■ What the exercise asks
Make an exact copy of all the data.

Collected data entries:
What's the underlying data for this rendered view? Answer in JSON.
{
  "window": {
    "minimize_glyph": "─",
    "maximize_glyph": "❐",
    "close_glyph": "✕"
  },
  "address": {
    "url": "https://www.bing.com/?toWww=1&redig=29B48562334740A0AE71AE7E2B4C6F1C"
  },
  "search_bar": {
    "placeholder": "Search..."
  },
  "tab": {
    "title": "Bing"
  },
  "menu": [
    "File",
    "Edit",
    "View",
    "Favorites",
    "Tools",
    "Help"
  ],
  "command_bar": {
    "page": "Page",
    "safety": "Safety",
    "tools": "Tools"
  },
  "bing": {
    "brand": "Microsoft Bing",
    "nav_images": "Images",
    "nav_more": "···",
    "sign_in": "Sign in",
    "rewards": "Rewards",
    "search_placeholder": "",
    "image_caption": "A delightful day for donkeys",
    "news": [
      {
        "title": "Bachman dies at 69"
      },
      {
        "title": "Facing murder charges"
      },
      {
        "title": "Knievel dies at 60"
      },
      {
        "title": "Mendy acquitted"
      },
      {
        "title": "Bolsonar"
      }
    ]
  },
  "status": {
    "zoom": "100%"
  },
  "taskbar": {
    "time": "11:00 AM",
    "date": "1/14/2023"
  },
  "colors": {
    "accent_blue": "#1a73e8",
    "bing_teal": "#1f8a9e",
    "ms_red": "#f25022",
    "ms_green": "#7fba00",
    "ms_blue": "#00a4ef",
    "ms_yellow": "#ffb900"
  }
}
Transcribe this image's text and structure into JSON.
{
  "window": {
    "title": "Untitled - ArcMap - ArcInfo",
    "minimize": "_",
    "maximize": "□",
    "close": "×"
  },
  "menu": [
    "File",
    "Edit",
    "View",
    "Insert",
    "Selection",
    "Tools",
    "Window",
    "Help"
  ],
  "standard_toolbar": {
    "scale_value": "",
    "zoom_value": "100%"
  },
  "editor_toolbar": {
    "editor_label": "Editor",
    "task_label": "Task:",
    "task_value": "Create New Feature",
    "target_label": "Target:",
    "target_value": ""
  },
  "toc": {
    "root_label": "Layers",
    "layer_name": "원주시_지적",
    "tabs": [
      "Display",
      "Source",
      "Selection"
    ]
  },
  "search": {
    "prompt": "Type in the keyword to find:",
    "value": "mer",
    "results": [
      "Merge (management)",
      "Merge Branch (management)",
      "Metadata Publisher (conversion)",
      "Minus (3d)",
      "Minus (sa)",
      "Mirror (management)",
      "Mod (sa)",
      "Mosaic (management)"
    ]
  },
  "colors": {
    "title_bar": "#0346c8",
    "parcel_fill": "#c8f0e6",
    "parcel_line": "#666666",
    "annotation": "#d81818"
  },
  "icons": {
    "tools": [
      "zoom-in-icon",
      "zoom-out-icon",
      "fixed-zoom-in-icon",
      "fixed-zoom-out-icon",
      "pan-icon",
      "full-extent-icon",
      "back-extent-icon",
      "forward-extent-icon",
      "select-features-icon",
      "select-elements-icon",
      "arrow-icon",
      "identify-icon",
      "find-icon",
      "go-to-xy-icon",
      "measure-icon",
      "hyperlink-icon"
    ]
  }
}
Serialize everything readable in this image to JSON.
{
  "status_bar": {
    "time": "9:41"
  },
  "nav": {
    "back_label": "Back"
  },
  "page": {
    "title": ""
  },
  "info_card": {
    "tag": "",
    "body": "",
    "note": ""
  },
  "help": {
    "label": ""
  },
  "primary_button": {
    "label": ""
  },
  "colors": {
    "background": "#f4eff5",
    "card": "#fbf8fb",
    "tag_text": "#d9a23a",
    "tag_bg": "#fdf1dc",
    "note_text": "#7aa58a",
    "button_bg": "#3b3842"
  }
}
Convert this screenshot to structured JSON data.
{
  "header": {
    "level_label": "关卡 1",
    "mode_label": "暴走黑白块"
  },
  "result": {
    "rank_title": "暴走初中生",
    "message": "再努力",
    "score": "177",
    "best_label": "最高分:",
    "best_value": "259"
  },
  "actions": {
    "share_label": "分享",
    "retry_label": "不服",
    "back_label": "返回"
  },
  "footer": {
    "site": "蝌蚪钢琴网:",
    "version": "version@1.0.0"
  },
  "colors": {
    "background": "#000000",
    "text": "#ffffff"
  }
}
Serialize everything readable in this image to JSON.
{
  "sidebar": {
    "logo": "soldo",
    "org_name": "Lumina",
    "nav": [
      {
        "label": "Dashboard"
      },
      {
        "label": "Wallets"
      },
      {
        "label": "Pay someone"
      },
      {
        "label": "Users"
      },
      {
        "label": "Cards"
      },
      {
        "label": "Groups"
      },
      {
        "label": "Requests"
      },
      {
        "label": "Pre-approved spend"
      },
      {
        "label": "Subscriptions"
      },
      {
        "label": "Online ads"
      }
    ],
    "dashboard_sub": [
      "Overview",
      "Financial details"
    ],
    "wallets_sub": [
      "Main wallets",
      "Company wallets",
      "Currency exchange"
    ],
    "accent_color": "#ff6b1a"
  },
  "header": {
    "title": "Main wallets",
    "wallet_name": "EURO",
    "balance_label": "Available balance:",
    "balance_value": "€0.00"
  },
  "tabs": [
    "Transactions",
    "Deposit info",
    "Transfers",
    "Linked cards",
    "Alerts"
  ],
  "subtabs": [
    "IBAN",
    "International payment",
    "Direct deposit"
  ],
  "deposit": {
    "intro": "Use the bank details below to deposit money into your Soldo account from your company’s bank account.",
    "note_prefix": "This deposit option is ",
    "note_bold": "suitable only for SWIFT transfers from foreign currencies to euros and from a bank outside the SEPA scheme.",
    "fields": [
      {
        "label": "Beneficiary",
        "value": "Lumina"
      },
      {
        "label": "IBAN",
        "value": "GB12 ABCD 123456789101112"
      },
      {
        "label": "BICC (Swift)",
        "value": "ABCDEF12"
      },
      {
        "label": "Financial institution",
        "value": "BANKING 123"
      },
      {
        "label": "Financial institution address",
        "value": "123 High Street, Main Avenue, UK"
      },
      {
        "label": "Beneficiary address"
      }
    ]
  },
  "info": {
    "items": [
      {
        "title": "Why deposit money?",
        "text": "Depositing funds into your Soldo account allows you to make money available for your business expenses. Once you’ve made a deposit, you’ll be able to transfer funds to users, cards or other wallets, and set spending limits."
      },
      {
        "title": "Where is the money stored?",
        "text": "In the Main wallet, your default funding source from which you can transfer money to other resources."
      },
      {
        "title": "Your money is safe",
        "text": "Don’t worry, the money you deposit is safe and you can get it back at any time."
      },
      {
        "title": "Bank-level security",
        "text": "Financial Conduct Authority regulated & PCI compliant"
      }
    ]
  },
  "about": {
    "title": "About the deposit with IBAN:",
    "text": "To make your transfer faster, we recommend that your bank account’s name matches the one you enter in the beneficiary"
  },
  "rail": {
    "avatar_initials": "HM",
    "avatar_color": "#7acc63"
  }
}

■ Exercise result
What's the underlying data for this rendered view? Answer in JSON.
{
  "window": {
    "minimize_glyph": "─",
    "maximize_glyph": "❐",
    "close_glyph": "✕"
  },
  "address": {
    "url": "https://www.bing.com/?toWww=1&redig=29B48562334740A0AE71AE7E2B4C6F1C"
  },
  "search_bar": {
    "placeholder": "Search..."
  },
  "tab": {
    "title": "Bing"
  },
  "menu": [
    "File",
    "Edit",
    "View",
    "Favorites",
    "Tools",
    "Help"
  ],
  "command_bar": {
    "page": "Page",
    "safety": "Safety",
    "tools": "Tools"
  },
  "bing": {
    "brand": "Microsoft Bing",
    "nav_images": "Images",
    "nav_more": "···",
    "sign_in": "Sign in",
    "rewards": "Rewards",
    "search_placeholder": "",
    "image_caption": "A delightful day for donkeys",
    "news": [
      {
        "title": "Bachman dies at 69"
      },
      {
        "title": "Facing murder charges"
      },
      {
        "title": "Knievel dies at 60"
      },
      {
        "title": "Mendy acquitted"
      },
      {
        "title": "Bolsonar"
      }
    ]
  },
  "status": {
    "zoom": "100%"
  },
  "taskbar": {
    "time": "11:00 AM",
    "date": "1/14/2023"
  },
  "colors": {
    "accent_blue": "#1a73e8",
    "bing_teal": "#1f8a9e",
    "ms_red": "#f25022",
    "ms_green": "#7fba00",
    "ms_blue": "#00a4ef",
    "ms_yellow": "#ffb900"
  }
}
Transcribe this image's text and structure into JSON.
{
  "window": {
    "title": "Untitled - ArcMap - ArcInfo",
    "minimize": "_",
    "maximize": "□",
    "close": "×"
  },
  "menu": [
    "File",
    "Edit",
    "View",
    "Insert",
    "Selection",
    "Tools",
    "Window",
    "Help"
  ],
  "standard_toolbar": {
    "scale_value": "",
    "zoom_value": "100%"
  },
  "editor_toolbar": {
    "editor_label": "Editor",
    "task_label": "Task:",
    "task_value": "Create New Feature",
    "target_label": "Target:",
    "target_value": ""
  },
  "toc": {
    "root_label": "Layers",
    "layer_name": "원주시_지적",
    "tabs": [
      "Display",
      "Source",
      "Selection"
    ]
  },
  "search": {
    "prompt": "Type in the keyword to find:",
    "value": "mer",
    "results": [
      "Merge (management)",
      "Merge Branch (management)",
      "Metadata Publisher (conversion)",
      "Minus (3d)",
      "Minus (sa)",
      "Mirror (management)",
      "Mod (sa)",
      "Mosaic (management)"
    ]
  },
  "colors": {
    "title_bar": "#0346c8",
    "parcel_fill": "#c8f0e6",
    "parcel_line": "#666666",
    "annotation": "#d81818"
  },
  "icons": {
    "tools": [
      "zoom-in-icon",
      "zoom-out-icon",
      "fixed-zoom-in-icon",
      "fixed-zoom-out-icon",
      "pan-icon",
      "full-extent-icon",
      "back-extent-icon",
      "forward-extent-icon",
      "select-features-icon",
      "select-elements-icon",
      "arrow-icon",
      "identify-icon",
      "find-icon",
      "go-to-xy-icon",
      "measure-icon",
      "hyperlink-icon"
    ]
  }
}
Serialize everything readable in this image to JSON.
{
  "status_bar": {
    "time": "9:41"
  },
  "nav": {
    "back_label": "Back"
  },
  "page": {
    "title": ""
  },
  "info_card": {
    "tag": "",
    "body": "",
    "note": ""
  },
  "help": {
    "label": ""
  },
  "primary_button": {
    "label": ""
  },
  "colors": {
    "background": "#f4eff5",
    "card": "#fbf8fb",
    "tag_text": "#d9a23a",
    "tag_bg": "#fdf1dc",
    "note_text": "#7aa58a",
    "button_bg": "#3b3842"
  }
}
Convert this screenshot to structured JSON data.
{
  "header": {
    "level_label": "关卡 1",
    "mode_label": "暴走黑白块"
  },
  "result": {
    "rank_title": "暴走初中生",
    "message": "再努力",
    "score": "177",
    "best_label": "最高分:",
    "best_value": "259"
  },
  "actions": {
    "share_label": "分享",
    "retry_label": "不服",
    "back_label": "返回"
  },
  "footer": {
    "site": "蝌蚪钢琴网:",
    "version": "version@1.0.0"
  },
  "colors": {
    "background": "#000000",
    "text": "#ffffff"
  }
}
Serialize everything readable in this image to JSON.
{
  "sidebar": {
    "logo": "soldo",
    "org_name": "Lumina",
    "nav": [
      {
        "label": "Dashboard"
      },
      {
        "label": "Wallets"
      },
      {
        "label": "Pay someone"
      },
      {
        "label": "Users"
      },
      {
        "label": "Cards"
      },
      {
        "label": "Groups"
      },
      {
        "label": "Requests"
      },
      {
        "label": "Pre-approved spend"
      },
      {
        "label": "Subscriptions"
      },
      {
        "label": "Online ads"
      }
    ],
    "dashboard_sub": [
      "Overview",
      "Financial details"
    ],
    "wallets_sub": [
      "Main wallets",
      "Company wallets",
      "Currency exchange"
    ],
    "accent_color": "#ff6b1a"
  },
  "header": {
    "title": "Main wallets",
    "wallet_name": "EURO",
    "balance_label": "Available balance:",
    "balance_value": "€0.00"
  },
  "tabs": [
    "Transactions",
    "Deposit info",
    "Transfers",
    "Linked cards",
    "Alerts"
  ],
  "subtabs": [
    "IBAN",
    "International payment",
    "Direct deposit"
  ],
  "deposit": {
    "intro": "Use the bank details below to deposit money into your Soldo account from your company’s bank account.",
    "note_prefix": "This deposit option is ",
    "note_bold": "suitable only for SWIFT transfers from foreign currencies to euros and from a bank outside the SEPA scheme.",
    "fields": [
      {
        "label": "Beneficiary",
        "value": "Lumina"
      },
      {
        "label": "IBAN",
        "value": "GB12 ABCD 123456789101112"
      },
      {
        "label": "BICC (Swift)",
        "value": "ABCDEF12"
      },
      {
        "label": "Financial institution",
        "value": "BANKING 123"
      },
      {
        "label": "Financial institution address",
        "value": "123 High Street, Main Avenue, UK"
      },
      {
        "label": "Beneficiary address"
      }
    ]
  },
  "info": {
    "items": [
      {
        "title": "Why deposit money?",
        "text": "Depositing funds into your Soldo account allows you to make money available for your business expenses. Once you’ve made a deposit, you’ll be able to transfer funds to users, cards or other wallets, and set spending limits."
      },
      {
        "title": "Where is the money stored?",
        "text": "In the Main wallet, your default funding source from which you can transfer money to other resources."
      },
      {
        "title": "Your money is safe",
        "text": "Don’t worry, the money you deposit is safe and you can get it back at any time."
      },
      {
        "title": "Bank-level security",
        "text": "Financial Conduct Authority regulated & PCI compliant"
      }
    ]
  },
  "about": {
    "title": "About the deposit with IBAN:",
    "text": "To make your transfer faster, we recommend that your bank account’s name matches the one you enter in the beneficiary"
  },
  "rail": {
    "avatar_initials": "HM",
    "avatar_color": "#7acc63"
  }
}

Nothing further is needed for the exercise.